* SELECTED PASSAGE:
Future<void> processAgentStep(String userInput) async {
final chat = model.startChat();
var response = await chat.sendMessage(Content.text(userInput));
// The Agent decides which tool to call
for (final call in response.functionCalls) {
if (call.name == 'checkFlights') {
// 1. App executes the real API call
final results = await myApiService.search(call.args['origin'], call.args['destination']);
// 2. Feed the real-world result back to the agent
response = await chat.sendMessage(
Content.functionResponse('checkFlights', {'flights': results})
);
// 3. Agent now reasons over the results to answer the user
print(response.text);
}
}
}
Project Structure (Clean Architecture)
lib/
├── data/
│ ├── agents/
│ ├── services/
│ └── repositories/
├── domain/
│ ├── entities/
│ ├── usecases/
│ └── agents/
├── presentation/
│ ├── bloc/
│ └── ui/
Defining an Agent Interface
abstract class AIAgent {
Future<void> perceive();
Future<void> reason();
Future<void> plan();
Future<void> execute();
}
Task Automation Agent (Example)

* RECORDS SUPPLIED:
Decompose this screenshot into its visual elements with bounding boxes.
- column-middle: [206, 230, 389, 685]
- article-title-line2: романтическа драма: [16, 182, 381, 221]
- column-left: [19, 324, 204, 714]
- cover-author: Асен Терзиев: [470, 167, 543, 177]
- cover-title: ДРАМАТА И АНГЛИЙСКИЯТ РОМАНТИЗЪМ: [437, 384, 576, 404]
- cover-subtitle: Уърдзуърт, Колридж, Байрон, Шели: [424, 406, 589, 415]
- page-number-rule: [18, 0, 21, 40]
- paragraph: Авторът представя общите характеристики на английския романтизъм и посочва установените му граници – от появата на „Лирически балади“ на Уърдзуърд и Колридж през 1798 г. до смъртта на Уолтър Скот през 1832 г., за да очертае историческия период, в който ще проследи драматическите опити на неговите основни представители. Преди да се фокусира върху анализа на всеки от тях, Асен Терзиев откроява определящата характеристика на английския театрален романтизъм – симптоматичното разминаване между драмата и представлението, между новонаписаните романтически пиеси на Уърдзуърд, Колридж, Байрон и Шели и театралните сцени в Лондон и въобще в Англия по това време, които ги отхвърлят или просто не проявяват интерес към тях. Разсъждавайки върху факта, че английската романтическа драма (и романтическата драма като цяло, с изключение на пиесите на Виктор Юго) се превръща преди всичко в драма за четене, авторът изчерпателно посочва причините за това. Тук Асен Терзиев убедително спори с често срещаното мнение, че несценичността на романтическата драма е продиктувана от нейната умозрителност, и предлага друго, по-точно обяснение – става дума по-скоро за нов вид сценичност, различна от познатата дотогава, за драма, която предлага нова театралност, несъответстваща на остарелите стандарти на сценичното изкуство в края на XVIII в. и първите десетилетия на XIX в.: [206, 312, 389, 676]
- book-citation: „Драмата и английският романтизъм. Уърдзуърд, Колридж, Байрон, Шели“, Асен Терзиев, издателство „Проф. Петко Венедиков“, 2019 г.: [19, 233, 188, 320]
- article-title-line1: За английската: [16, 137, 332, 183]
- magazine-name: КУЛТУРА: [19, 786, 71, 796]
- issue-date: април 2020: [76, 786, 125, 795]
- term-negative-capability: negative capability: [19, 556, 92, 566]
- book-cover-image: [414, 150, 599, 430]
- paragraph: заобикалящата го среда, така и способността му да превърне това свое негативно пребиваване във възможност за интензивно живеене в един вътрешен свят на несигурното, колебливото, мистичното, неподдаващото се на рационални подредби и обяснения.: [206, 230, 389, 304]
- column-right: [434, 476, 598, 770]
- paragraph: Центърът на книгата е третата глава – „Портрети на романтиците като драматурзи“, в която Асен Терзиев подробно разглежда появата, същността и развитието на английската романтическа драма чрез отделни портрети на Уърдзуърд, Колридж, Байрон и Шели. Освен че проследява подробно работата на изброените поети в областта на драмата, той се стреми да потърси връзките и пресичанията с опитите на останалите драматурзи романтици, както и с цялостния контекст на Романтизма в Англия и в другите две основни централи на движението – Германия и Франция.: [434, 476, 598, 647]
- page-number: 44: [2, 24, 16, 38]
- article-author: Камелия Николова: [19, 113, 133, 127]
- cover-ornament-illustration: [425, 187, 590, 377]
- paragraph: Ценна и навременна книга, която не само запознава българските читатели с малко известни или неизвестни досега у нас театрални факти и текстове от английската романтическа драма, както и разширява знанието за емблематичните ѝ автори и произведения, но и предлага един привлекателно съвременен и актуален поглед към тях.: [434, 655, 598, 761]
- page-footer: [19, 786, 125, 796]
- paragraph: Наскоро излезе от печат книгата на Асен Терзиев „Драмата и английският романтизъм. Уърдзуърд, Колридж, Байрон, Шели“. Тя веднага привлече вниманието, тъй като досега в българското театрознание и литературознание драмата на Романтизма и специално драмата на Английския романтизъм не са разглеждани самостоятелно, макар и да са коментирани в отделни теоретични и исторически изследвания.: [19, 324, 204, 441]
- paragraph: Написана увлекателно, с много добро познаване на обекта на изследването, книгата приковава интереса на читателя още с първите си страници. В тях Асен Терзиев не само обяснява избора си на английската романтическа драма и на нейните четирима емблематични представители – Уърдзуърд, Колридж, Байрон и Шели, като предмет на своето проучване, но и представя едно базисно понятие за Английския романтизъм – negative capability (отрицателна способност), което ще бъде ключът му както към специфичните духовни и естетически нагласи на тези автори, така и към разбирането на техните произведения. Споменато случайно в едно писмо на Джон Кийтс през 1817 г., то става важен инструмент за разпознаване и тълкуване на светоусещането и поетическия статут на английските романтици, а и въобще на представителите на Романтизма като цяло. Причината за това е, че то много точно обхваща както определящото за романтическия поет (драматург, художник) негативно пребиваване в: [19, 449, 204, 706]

* WHAT YOU ARE ASKED TO DO: Translate the comment "The Agent decides which tool to call" from the agent code excerpt into Spanish.

* TASK RESPONSE: El agente decide qué herramienta llamar.